**PROBLEM STATEMENT**
Can you print every record below exactly as written?

────────────────────

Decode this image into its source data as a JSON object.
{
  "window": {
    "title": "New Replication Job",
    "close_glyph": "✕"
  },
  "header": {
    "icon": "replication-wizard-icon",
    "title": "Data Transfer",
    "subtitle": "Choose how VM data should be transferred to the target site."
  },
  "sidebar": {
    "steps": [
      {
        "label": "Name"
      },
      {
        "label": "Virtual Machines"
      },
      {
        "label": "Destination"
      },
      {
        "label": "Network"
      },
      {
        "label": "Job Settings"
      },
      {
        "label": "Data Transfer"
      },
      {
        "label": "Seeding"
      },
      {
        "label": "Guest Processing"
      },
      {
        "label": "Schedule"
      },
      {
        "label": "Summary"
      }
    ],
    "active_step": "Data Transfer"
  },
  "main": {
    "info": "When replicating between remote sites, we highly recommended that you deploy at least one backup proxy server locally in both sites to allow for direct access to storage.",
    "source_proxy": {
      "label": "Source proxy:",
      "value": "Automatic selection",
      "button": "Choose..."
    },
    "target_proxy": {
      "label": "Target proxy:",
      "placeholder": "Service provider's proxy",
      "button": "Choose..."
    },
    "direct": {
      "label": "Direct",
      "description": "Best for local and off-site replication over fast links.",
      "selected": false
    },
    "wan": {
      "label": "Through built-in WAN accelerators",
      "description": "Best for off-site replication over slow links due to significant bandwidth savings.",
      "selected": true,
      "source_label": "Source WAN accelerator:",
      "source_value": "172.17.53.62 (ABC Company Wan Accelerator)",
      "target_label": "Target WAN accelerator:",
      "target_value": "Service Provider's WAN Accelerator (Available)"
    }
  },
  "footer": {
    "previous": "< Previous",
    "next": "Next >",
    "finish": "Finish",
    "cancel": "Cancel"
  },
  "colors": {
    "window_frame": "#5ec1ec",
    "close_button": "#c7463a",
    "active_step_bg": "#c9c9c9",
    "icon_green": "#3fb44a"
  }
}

────────────────────

**TASK ANSWER**
Decode this image into its source data as a JSON object.
{
  "window": {
    "title": "New Replication Job",
    "close_glyph": "✕"
  },
  "header": {
    "icon": "replication-wizard-icon",
    "title": "Data Transfer",
    "subtitle": "Choose how VM data should be transferred to the target site."
  },
  "sidebar": {
    "steps": [
      {
        "label": "Name"
      },
      {
        "label": "Virtual Machines"
      },
      {
        "label": "Destination"
      },
      {
        "label": "Network"
      },
      {
        "label": "Job Settings"
      },
      {
        "label": "Data Transfer"
      },
      {
        "label": "Seeding"
      },
      {
        "label": "Guest Processing"
      },
      {
        "label": "Schedule"
      },
      {
        "label": "Summary"
      }
    ],
    "active_step": "Data Transfer"
  },
  "main": {
    "info": "When replicating between remote sites, we highly recommended that you deploy at least one backup proxy server locally in both sites to allow for direct access to storage.",
    "source_proxy": {
      "label": "Source proxy:",
      "value": "Automatic selection",
      "button": "Choose..."
    },
    "target_proxy": {
      "label": "Target proxy:",
      "placeholder": "Service provider's proxy",
      "button": "Choose..."
    },
    "direct": {
      "label": "Direct",
      "description": "Best for local and off-site replication over fast links.",
      "selected": false
    },
    "wan": {
      "label": "Through built-in WAN accelerators",
      "description": "Best for off-site replication over slow links due to significant bandwidth savings.",
      "selected": true,
      "source_label": "Source WAN accelerator:",
      "source_value": "172.17.53.62 (ABC Company Wan Accelerator)",
      "target_label": "Target WAN accelerator:",
      "target_value": "Service Provider's WAN Accelerator (Available)"
    }
  },
  "footer": {
    "previous": "< Previous",
    "next": "Next >",
    "finish": "Finish",
    "cancel": "Cancel"
  },
  "colors": {
    "window_frame": "#5ec1ec",
    "close_button": "#c7463a",
    "active_step_bg": "#c9c9c9",
    "icon_green": "#3fb44a"
  }
}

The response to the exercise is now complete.